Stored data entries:
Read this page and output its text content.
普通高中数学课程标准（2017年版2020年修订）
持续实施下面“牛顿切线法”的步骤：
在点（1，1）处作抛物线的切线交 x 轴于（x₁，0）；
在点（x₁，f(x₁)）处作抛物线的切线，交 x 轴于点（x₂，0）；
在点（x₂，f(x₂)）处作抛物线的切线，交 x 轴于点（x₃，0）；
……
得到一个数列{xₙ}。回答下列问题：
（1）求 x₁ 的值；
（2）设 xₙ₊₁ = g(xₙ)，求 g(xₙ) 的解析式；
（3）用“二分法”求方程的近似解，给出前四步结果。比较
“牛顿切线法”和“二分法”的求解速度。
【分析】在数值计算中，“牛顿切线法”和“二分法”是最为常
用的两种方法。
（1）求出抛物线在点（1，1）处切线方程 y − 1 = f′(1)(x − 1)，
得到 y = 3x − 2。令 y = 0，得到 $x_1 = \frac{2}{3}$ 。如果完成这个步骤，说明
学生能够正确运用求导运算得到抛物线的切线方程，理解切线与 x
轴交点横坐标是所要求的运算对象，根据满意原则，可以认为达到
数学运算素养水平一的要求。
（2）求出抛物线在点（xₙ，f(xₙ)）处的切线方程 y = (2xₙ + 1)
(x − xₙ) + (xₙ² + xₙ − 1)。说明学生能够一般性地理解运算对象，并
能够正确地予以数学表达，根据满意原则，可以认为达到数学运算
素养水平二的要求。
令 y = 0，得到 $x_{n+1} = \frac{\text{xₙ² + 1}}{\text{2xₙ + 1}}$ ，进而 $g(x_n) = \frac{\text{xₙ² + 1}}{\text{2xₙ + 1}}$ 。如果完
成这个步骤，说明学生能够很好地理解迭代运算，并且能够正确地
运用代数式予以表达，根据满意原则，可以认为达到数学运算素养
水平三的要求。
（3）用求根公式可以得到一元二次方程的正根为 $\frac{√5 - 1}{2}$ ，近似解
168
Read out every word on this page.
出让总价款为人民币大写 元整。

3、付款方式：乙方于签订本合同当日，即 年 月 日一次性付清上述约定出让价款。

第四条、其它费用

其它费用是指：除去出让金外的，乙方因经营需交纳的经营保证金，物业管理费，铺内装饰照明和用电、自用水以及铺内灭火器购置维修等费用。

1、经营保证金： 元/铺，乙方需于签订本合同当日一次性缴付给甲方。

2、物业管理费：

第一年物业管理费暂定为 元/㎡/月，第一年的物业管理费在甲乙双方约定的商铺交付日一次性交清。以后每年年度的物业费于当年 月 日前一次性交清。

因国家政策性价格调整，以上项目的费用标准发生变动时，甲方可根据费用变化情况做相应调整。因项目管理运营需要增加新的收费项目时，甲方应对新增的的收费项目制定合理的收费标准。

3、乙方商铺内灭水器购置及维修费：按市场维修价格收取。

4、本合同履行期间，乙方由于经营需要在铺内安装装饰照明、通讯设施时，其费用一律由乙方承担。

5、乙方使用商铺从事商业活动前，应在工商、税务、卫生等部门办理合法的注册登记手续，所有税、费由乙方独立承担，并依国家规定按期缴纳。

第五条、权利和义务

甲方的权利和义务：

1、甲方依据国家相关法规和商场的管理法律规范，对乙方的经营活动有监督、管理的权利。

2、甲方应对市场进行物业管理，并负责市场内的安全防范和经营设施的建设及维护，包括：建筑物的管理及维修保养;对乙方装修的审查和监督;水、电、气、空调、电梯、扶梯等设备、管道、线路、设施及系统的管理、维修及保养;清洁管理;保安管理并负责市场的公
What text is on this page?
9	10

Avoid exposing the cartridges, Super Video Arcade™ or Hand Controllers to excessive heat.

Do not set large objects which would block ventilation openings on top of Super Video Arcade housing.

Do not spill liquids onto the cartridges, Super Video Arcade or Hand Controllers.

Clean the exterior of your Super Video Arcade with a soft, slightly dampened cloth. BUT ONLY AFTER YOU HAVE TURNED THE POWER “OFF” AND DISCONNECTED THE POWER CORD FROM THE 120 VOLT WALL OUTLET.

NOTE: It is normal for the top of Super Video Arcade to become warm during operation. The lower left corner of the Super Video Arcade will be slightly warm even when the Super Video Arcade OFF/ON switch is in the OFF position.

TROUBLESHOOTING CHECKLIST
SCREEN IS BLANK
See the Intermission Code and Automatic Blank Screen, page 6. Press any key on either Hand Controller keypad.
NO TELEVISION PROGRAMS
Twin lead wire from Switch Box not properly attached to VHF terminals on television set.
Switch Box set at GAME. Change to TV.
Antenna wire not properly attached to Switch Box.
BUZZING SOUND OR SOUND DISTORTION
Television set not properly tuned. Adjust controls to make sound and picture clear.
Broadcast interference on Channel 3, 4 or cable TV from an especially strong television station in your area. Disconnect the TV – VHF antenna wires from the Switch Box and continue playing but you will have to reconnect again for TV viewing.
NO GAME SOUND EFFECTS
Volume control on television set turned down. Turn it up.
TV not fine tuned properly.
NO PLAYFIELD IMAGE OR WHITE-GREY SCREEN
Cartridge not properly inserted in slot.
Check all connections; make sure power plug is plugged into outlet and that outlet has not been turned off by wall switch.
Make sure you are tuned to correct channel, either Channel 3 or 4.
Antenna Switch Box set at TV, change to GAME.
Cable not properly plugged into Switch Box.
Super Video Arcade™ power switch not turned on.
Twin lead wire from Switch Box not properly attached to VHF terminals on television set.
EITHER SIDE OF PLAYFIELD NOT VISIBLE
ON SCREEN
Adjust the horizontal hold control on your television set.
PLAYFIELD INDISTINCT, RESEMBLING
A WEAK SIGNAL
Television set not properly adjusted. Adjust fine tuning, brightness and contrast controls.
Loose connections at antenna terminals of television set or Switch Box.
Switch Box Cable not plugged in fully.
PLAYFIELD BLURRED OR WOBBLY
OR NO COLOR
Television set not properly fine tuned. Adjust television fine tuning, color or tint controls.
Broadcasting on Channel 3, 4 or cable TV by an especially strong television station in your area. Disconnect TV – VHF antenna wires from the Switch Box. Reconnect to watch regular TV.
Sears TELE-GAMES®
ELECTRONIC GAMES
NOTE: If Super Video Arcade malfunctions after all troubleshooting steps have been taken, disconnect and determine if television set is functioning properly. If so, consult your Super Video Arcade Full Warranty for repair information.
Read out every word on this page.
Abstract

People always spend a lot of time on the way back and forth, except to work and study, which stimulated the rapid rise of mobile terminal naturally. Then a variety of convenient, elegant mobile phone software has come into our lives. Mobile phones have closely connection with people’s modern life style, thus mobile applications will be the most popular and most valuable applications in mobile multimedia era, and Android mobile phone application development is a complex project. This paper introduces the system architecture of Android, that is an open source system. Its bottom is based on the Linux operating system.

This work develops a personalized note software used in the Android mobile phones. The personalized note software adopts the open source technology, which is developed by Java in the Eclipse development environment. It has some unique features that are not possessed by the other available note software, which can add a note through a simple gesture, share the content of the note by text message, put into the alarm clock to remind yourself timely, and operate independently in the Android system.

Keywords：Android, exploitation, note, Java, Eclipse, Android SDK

▶ _Problem_: Extract every line above exactly as it stands.

▶ _Result of this exercise_:
Read this page and output its text content.
普通高中数学课程标准（2017年版2020年修订）
持续实施下面“牛顿切线法”的步骤：
在点（1，1）处作抛物线的切线交 x 轴于（x₁，0）；
在点（x₁，f(x₁)）处作抛物线的切线，交 x 轴于点（x₂，0）；
在点（x₂，f(x₂)）处作抛物线的切线，交 x 轴于点（x₃，0）；
……
得到一个数列{xₙ}。回答下列问题：
（1）求 x₁ 的值；
（2）设 xₙ₊₁ = g(xₙ)，求 g(xₙ) 的解析式；
（3）用“二分法”求方程的近似解，给出前四步结果。比较
“牛顿切线法”和“二分法”的求解速度。
【分析】在数值计算中，“牛顿切线法”和“二分法”是最为常
用的两种方法。
（1）求出抛物线在点（1，1）处切线方程 y − 1 = f′(1)(x − 1)，
得到 y = 3x − 2。令 y = 0，得到 $x_1 = \frac{2}{3}$ 。如果完成这个步骤，说明
学生能够正确运用求导运算得到抛物线的切线方程，理解切线与 x
轴交点横坐标是所要求的运算对象，根据满意原则，可以认为达到
数学运算素养水平一的要求。
（2）求出抛物线在点（xₙ，f(xₙ)）处的切线方程 y = (2xₙ + 1)
(x − xₙ) + (xₙ² + xₙ − 1)。说明学生能够一般性地理解运算对象，并
能够正确地予以数学表达，根据满意原则，可以认为达到数学运算
素养水平二的要求。
令 y = 0，得到 $x_{n+1} = \frac{\text{xₙ² + 1}}{\text{2xₙ + 1}}$ ，进而 $g(x_n) = \frac{\text{xₙ² + 1}}{\text{2xₙ + 1}}$ 。如果完
成这个步骤，说明学生能够很好地理解迭代运算，并且能够正确地
运用代数式予以表达，根据满意原则，可以认为达到数学运算素养
水平三的要求。
（3）用求根公式可以得到一元二次方程的正根为 $\frac{√5 - 1}{2}$ ，近似解
168
Read out every word on this page.
出让总价款为人民币大写 元整。

3、付款方式：乙方于签订本合同当日，即 年 月 日一次性付清上述约定出让价款。

第四条、其它费用

其它费用是指：除去出让金外的，乙方因经营需交纳的经营保证金，物业管理费，铺内装饰照明和用电、自用水以及铺内灭火器购置维修等费用。

1、经营保证金： 元/铺，乙方需于签订本合同当日一次性缴付给甲方。

2、物业管理费：

第一年物业管理费暂定为 元/㎡/月，第一年的物业管理费在甲乙双方约定的商铺交付日一次性交清。以后每年年度的物业费于当年 月 日前一次性交清。

因国家政策性价格调整，以上项目的费用标准发生变动时，甲方可根据费用变化情况做相应调整。因项目管理运营需要增加新的收费项目时，甲方应对新增的的收费项目制定合理的收费标准。

3、乙方商铺内灭水器购置及维修费：按市场维修价格收取。

4、本合同履行期间，乙方由于经营需要在铺内安装装饰照明、通讯设施时，其费用一律由乙方承担。

5、乙方使用商铺从事商业活动前，应在工商、税务、卫生等部门办理合法的注册登记手续，所有税、费由乙方独立承担，并依国家规定按期缴纳。

第五条、权利和义务

甲方的权利和义务：

1、甲方依据国家相关法规和商场的管理法律规范，对乙方的经营活动有监督、管理的权利。

2、甲方应对市场进行物业管理，并负责市场内的安全防范和经营设施的建设及维护，包括：建筑物的管理及维修保养;对乙方装修的审查和监督;水、电、气、空调、电梯、扶梯等设备、管道、线路、设施及系统的管理、维修及保养;清洁管理;保安管理并负责市场的公
What text is on this page?
9	10

Avoid exposing the cartridges, Super Video Arcade™ or Hand Controllers to excessive heat.

Do not set large objects which would block ventilation openings on top of Super Video Arcade housing.

Do not spill liquids onto the cartridges, Super Video Arcade or Hand Controllers.

Clean the exterior of your Super Video Arcade with a soft, slightly dampened cloth. BUT ONLY AFTER YOU HAVE TURNED THE POWER “OFF” AND DISCONNECTED THE POWER CORD FROM THE 120 VOLT WALL OUTLET.

NOTE: It is normal for the top of Super Video Arcade to become warm during operation. The lower left corner of the Super Video Arcade will be slightly warm even when the Super Video Arcade OFF/ON switch is in the OFF position.

TROUBLESHOOTING CHECKLIST
SCREEN IS BLANK
See the Intermission Code and Automatic Blank Screen, page 6. Press any key on either Hand Controller keypad.
NO TELEVISION PROGRAMS
Twin lead wire from Switch Box not properly attached to VHF terminals on television set.
Switch Box set at GAME. Change to TV.
Antenna wire not properly attached to Switch Box.
BUZZING SOUND OR SOUND DISTORTION
Television set not properly tuned. Adjust controls to make sound and picture clear.
Broadcast interference on Channel 3, 4 or cable TV from an especially strong television station in your area. Disconnect the TV – VHF antenna wires from the Switch Box and continue playing but you will have to reconnect again for TV viewing.
NO GAME SOUND EFFECTS
Volume control on television set turned down. Turn it up.
TV not fine tuned properly.
NO PLAYFIELD IMAGE OR WHITE-GREY SCREEN
Cartridge not properly inserted in slot.
Check all connections; make sure power plug is plugged into outlet and that outlet has not been turned off by wall switch.
Make sure you are tuned to correct channel, either Channel 3 or 4.
Antenna Switch Box set at TV, change to GAME.
Cable not properly plugged into Switch Box.
Super Video Arcade™ power switch not turned on.
Twin lead wire from Switch Box not properly attached to VHF terminals on television set.
EITHER SIDE OF PLAYFIELD NOT VISIBLE
ON SCREEN
Adjust the horizontal hold control on your television set.
PLAYFIELD INDISTINCT, RESEMBLING
A WEAK SIGNAL
Television set not properly adjusted. Adjust fine tuning, brightness and contrast controls.
Loose connections at antenna terminals of television set or Switch Box.
Switch Box Cable not plugged in fully.
PLAYFIELD BLURRED OR WOBBLY
OR NO COLOR
Television set not properly fine tuned. Adjust television fine tuning, color or tint controls.
Broadcasting on Channel 3, 4 or cable TV by an especially strong television station in your area. Disconnect TV – VHF antenna wires from the Switch Box. Reconnect to watch regular TV.
Sears TELE-GAMES®
ELECTRONIC GAMES
NOTE: If Super Video Arcade malfunctions after all troubleshooting steps have been taken, disconnect and determine if television set is functioning properly. If so, consult your Super Video Arcade Full Warranty for repair information.
Read out every word on this page.
Abstract

People always spend a lot of time on the way back and forth, except to work and study, which stimulated the rapid rise of mobile terminal naturally. Then a variety of convenient, elegant mobile phone software has come into our lives. Mobile phones have closely connection with people’s modern life style, thus mobile applications will be the most popular and most valuable applications in mobile multimedia era, and Android mobile phone application development is a complex project. This paper introduces the system architecture of Android, that is an open source system. Its bottom is based on the Linux operating system.

This work develops a personalized note software used in the Android mobile phones. The personalized note software adopts the open source technology, which is developed by Java in the Eclipse development environment. It has some unique features that are not possessed by the other available note software, which can add a note through a simple gesture, share the content of the note by text message, put into the alarm clock to remind yourself timely, and operate independently in the Android system.

Keywords：Android, exploitation, note, Java, Eclipse, Android SDK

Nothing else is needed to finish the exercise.